Goal of the exercise. Go through the records and extract every line with the word "Раздел".

Records to use.
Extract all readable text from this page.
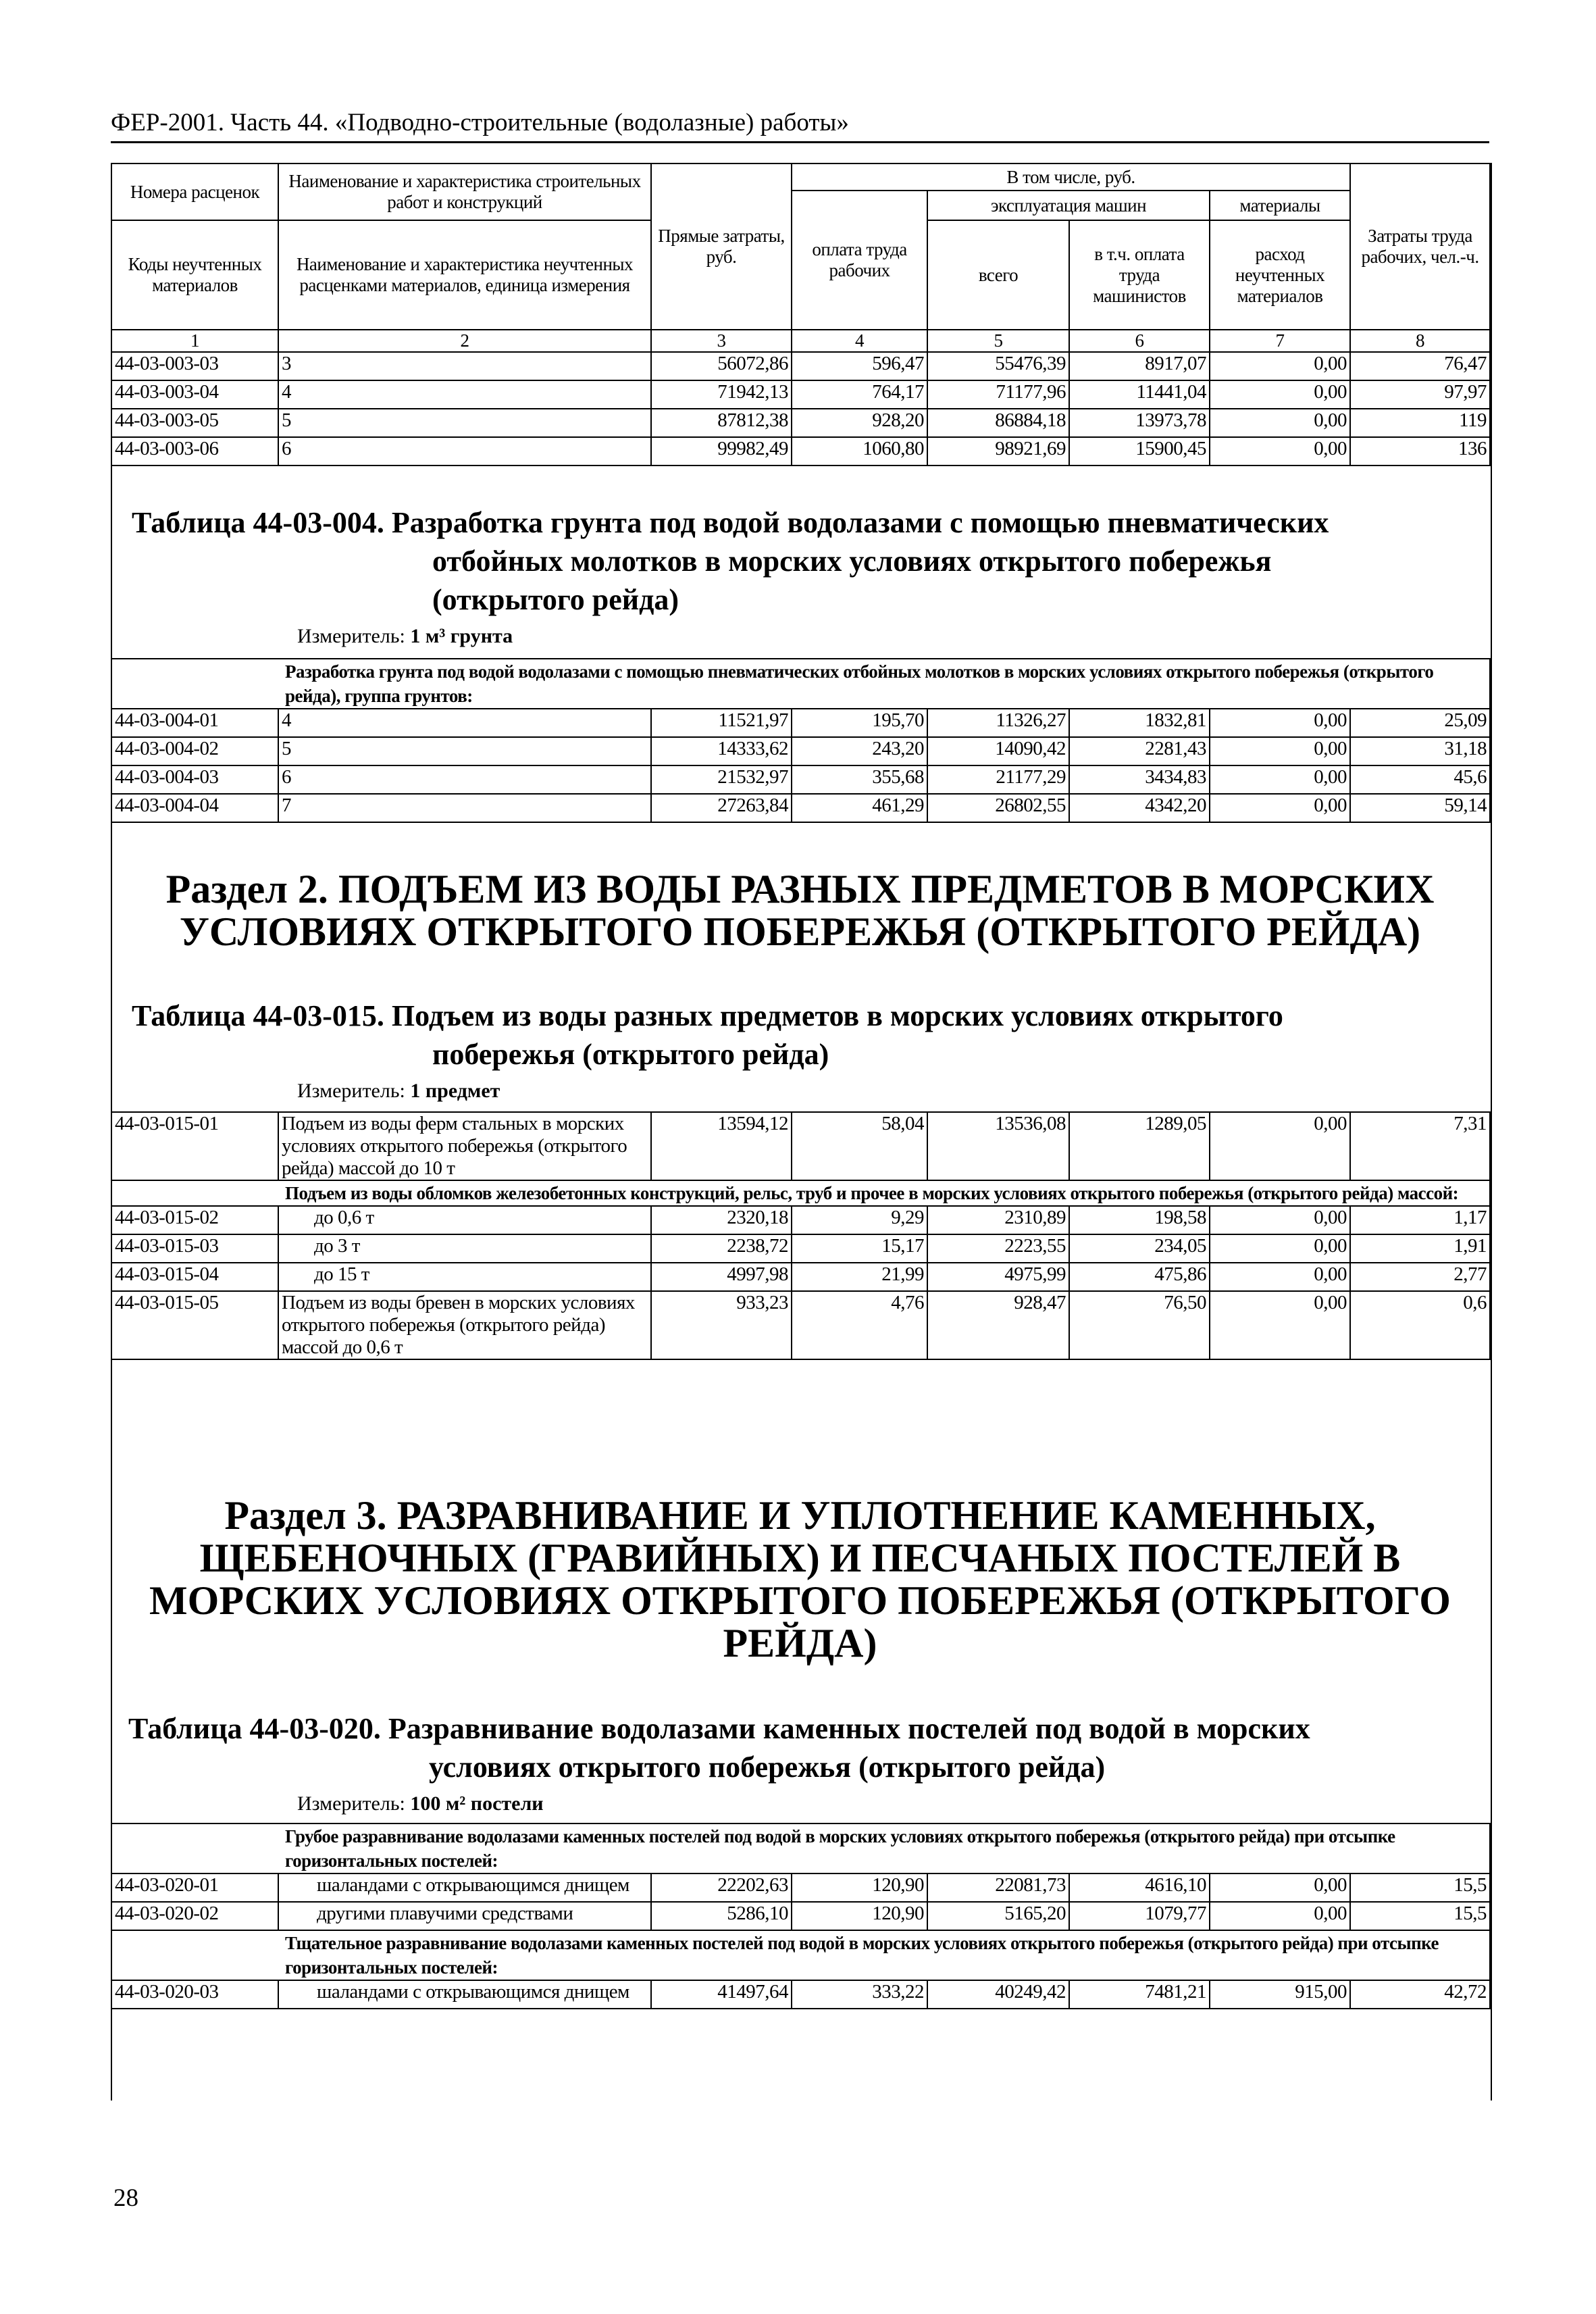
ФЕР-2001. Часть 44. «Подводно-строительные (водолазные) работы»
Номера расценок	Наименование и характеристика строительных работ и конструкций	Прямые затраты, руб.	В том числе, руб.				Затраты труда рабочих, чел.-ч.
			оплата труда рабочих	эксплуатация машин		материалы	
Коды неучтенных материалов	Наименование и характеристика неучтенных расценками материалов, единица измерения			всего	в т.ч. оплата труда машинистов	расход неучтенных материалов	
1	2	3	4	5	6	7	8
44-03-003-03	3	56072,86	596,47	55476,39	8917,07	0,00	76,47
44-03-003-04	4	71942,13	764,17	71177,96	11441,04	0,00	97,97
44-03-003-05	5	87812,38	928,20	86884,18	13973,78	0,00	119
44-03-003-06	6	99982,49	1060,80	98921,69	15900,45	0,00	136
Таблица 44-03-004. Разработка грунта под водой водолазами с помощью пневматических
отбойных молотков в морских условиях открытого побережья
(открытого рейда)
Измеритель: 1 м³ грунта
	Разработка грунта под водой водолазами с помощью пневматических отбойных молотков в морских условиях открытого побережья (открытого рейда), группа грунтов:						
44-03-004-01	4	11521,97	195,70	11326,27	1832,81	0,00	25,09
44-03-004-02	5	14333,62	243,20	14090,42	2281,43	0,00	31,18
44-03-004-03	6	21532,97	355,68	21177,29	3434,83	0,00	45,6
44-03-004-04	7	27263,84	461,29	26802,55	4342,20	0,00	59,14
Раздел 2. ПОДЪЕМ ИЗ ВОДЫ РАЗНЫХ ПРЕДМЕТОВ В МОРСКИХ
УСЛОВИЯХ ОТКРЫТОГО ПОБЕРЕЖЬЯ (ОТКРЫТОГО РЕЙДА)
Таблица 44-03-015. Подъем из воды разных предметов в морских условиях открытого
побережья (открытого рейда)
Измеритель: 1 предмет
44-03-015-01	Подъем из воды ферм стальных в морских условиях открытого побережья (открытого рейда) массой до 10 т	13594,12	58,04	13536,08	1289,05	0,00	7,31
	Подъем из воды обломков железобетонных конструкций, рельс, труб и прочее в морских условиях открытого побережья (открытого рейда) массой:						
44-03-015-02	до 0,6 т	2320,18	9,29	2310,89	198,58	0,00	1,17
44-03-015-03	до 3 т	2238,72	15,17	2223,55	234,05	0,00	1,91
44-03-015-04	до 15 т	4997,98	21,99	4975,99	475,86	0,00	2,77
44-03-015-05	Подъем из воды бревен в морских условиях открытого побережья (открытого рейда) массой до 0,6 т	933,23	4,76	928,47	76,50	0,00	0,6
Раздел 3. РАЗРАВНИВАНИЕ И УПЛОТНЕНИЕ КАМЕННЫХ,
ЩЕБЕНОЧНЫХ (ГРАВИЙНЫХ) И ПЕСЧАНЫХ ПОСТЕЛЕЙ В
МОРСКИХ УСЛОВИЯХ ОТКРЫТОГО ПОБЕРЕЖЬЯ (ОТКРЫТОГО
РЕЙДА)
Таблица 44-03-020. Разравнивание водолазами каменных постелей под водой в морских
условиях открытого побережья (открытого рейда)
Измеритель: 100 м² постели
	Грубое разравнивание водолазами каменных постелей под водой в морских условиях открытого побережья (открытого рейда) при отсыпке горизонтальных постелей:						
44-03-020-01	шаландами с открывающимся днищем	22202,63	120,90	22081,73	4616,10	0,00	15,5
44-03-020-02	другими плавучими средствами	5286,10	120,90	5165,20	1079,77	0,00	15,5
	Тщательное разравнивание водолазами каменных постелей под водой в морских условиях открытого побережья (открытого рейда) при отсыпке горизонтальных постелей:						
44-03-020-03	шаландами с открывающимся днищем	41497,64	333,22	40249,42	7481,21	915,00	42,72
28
--
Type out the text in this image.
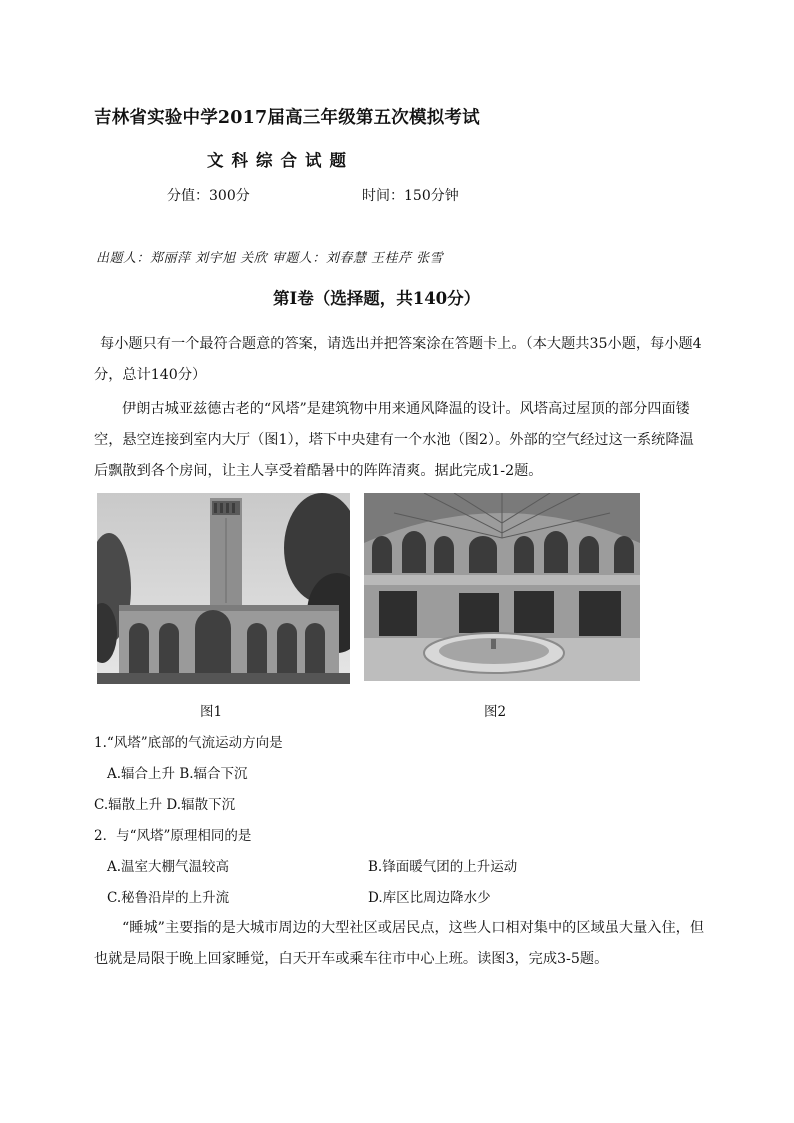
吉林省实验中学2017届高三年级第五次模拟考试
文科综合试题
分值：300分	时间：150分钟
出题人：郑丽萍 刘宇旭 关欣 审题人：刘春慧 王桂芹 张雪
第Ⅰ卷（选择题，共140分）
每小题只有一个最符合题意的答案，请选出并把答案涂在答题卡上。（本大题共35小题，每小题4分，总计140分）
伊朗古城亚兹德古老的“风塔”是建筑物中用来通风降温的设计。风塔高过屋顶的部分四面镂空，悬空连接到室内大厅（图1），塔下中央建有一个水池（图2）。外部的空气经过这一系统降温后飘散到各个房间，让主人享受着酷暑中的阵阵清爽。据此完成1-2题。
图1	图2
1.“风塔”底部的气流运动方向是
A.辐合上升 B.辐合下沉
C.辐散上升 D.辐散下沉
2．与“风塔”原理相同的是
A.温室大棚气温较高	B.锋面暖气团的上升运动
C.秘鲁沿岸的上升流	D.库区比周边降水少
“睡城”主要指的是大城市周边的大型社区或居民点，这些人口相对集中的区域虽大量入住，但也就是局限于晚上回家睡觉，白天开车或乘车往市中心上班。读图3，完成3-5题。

Solution to the exercise.
Раздел 2. ПОДЪЕМ ИЗ ВОДЫ РАЗНЫХ ПРЕДМЕТОВ В МОРСКИХ
Раздел 3. РАЗРАВНИВАНИЕ И УПЛОТНЕНИЕ КАМЕННЫХ,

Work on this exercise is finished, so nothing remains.